> **SET TASK**
Reproduce the data in its entirety, exactly as supplied.
_ _ _ _
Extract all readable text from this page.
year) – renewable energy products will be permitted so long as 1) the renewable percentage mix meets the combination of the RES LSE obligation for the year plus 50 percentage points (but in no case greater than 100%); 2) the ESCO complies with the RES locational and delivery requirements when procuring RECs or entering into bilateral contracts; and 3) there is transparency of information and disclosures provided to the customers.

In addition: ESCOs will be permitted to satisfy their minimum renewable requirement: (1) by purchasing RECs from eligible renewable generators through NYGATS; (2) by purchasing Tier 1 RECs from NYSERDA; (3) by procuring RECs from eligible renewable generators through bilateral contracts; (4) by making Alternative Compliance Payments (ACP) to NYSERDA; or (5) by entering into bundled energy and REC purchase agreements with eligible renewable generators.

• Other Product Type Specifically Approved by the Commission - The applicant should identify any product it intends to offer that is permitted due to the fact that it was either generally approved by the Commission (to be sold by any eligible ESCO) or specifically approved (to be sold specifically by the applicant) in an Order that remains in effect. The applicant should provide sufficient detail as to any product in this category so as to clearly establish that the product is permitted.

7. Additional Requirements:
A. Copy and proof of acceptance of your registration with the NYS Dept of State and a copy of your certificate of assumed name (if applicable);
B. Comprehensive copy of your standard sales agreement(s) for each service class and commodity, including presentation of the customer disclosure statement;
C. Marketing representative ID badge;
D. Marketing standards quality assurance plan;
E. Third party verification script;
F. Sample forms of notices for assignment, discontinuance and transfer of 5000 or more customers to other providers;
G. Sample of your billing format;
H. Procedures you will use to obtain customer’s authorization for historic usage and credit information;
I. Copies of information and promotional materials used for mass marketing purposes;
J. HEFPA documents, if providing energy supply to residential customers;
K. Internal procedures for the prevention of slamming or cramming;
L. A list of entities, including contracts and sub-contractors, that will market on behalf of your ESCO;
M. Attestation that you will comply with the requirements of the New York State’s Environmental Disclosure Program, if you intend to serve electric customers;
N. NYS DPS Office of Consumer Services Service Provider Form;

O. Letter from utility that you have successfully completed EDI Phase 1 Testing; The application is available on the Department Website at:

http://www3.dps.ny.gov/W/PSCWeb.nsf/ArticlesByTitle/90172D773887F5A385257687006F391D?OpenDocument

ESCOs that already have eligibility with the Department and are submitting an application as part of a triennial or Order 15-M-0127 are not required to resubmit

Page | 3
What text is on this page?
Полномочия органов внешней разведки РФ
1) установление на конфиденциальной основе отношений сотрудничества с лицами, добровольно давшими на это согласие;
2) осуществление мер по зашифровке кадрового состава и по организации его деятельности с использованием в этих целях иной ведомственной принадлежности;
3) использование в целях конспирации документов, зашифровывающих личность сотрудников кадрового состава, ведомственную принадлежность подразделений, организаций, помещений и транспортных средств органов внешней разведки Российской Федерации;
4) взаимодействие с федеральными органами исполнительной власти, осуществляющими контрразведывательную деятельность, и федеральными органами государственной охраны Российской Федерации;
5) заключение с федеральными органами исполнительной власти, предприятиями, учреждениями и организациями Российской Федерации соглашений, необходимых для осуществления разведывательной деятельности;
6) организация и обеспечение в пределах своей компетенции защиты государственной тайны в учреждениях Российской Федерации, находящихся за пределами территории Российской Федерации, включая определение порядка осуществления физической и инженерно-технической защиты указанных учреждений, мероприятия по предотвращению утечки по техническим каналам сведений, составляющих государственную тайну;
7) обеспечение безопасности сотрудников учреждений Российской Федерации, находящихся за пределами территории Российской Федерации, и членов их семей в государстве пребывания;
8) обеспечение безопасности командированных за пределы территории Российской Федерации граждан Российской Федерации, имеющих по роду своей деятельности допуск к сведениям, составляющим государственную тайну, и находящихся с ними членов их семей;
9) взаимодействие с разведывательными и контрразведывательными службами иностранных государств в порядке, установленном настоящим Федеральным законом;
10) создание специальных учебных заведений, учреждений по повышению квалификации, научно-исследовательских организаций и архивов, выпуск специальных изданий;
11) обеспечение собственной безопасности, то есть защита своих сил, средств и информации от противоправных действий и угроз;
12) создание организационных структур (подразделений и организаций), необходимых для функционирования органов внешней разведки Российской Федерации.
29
_ _ _ _
> **WRITTEN RESPONSE**
Extract all readable text from this page.
year) – renewable energy products will be permitted so long as 1) the renewable percentage mix meets the combination of the RES LSE obligation for the year plus 50 percentage points (but in no case greater than 100%); 2) the ESCO complies with the RES locational and delivery requirements when procuring RECs or entering into bilateral contracts; and 3) there is transparency of information and disclosures provided to the customers.

In addition: ESCOs will be permitted to satisfy their minimum renewable requirement: (1) by purchasing RECs from eligible renewable generators through NYGATS; (2) by purchasing Tier 1 RECs from NYSERDA; (3) by procuring RECs from eligible renewable generators through bilateral contracts; (4) by making Alternative Compliance Payments (ACP) to NYSERDA; or (5) by entering into bundled energy and REC purchase agreements with eligible renewable generators.

• Other Product Type Specifically Approved by the Commission - The applicant should identify any product it intends to offer that is permitted due to the fact that it was either generally approved by the Commission (to be sold by any eligible ESCO) or specifically approved (to be sold specifically by the applicant) in an Order that remains in effect. The applicant should provide sufficient detail as to any product in this category so as to clearly establish that the product is permitted.

7. Additional Requirements:
A. Copy and proof of acceptance of your registration with the NYS Dept of State and a copy of your certificate of assumed name (if applicable);
B. Comprehensive copy of your standard sales agreement(s) for each service class and commodity, including presentation of the customer disclosure statement;
C. Marketing representative ID badge;
D. Marketing standards quality assurance plan;
E. Third party verification script;
F. Sample forms of notices for assignment, discontinuance and transfer of 5000 or more customers to other providers;
G. Sample of your billing format;
H. Procedures you will use to obtain customer’s authorization for historic usage and credit information;
I. Copies of information and promotional materials used for mass marketing purposes;
J. HEFPA documents, if providing energy supply to residential customers;
K. Internal procedures for the prevention of slamming or cramming;
L. A list of entities, including contracts and sub-contractors, that will market on behalf of your ESCO;
M. Attestation that you will comply with the requirements of the New York State’s Environmental Disclosure Program, if you intend to serve electric customers;
N. NYS DPS Office of Consumer Services Service Provider Form;

O. Letter from utility that you have successfully completed EDI Phase 1 Testing; The application is available on the Department Website at:

http://www3.dps.ny.gov/W/PSCWeb.nsf/ArticlesByTitle/90172D773887F5A385257687006F391D?OpenDocument

ESCOs that already have eligibility with the Department and are submitting an application as part of a triennial or Order 15-M-0127 are not required to resubmit

Page | 3
What text is on this page?
Полномочия органов внешней разведки РФ
1) установление на конфиденциальной основе отношений сотрудничества с лицами, добровольно давшими на это согласие;
2) осуществление мер по зашифровке кадрового состава и по организации его деятельности с использованием в этих целях иной ведомственной принадлежности;
3) использование в целях конспирации документов, зашифровывающих личность сотрудников кадрового состава, ведомственную принадлежность подразделений, организаций, помещений и транспортных средств органов внешней разведки Российской Федерации;
4) взаимодействие с федеральными органами исполнительной власти, осуществляющими контрразведывательную деятельность, и федеральными органами государственной охраны Российской Федерации;
5) заключение с федеральными органами исполнительной власти, предприятиями, учреждениями и организациями Российской Федерации соглашений, необходимых для осуществления разведывательной деятельности;
6) организация и обеспечение в пределах своей компетенции защиты государственной тайны в учреждениях Российской Федерации, находящихся за пределами территории Российской Федерации, включая определение порядка осуществления физической и инженерно-технической защиты указанных учреждений, мероприятия по предотвращению утечки по техническим каналам сведений, составляющих государственную тайну;
7) обеспечение безопасности сотрудников учреждений Российской Федерации, находящихся за пределами территории Российской Федерации, и членов их семей в государстве пребывания;
8) обеспечение безопасности командированных за пределы территории Российской Федерации граждан Российской Федерации, имеющих по роду своей деятельности допуск к сведениям, составляющим государственную тайну, и находящихся с ними членов их семей;
9) взаимодействие с разведывательными и контрразведывательными службами иностранных государств в порядке, установленном настоящим Федеральным законом;
10) создание специальных учебных заведений, учреждений по повышению квалификации, научно-исследовательских организаций и архивов, выпуск специальных изданий;
11) обеспечение собственной безопасности, то есть защита своих сил, средств и информации от противоправных действий и угроз;
12) создание организационных структур (подразделений и организаций), необходимых для функционирования органов внешней разведки Российской Федерации.
29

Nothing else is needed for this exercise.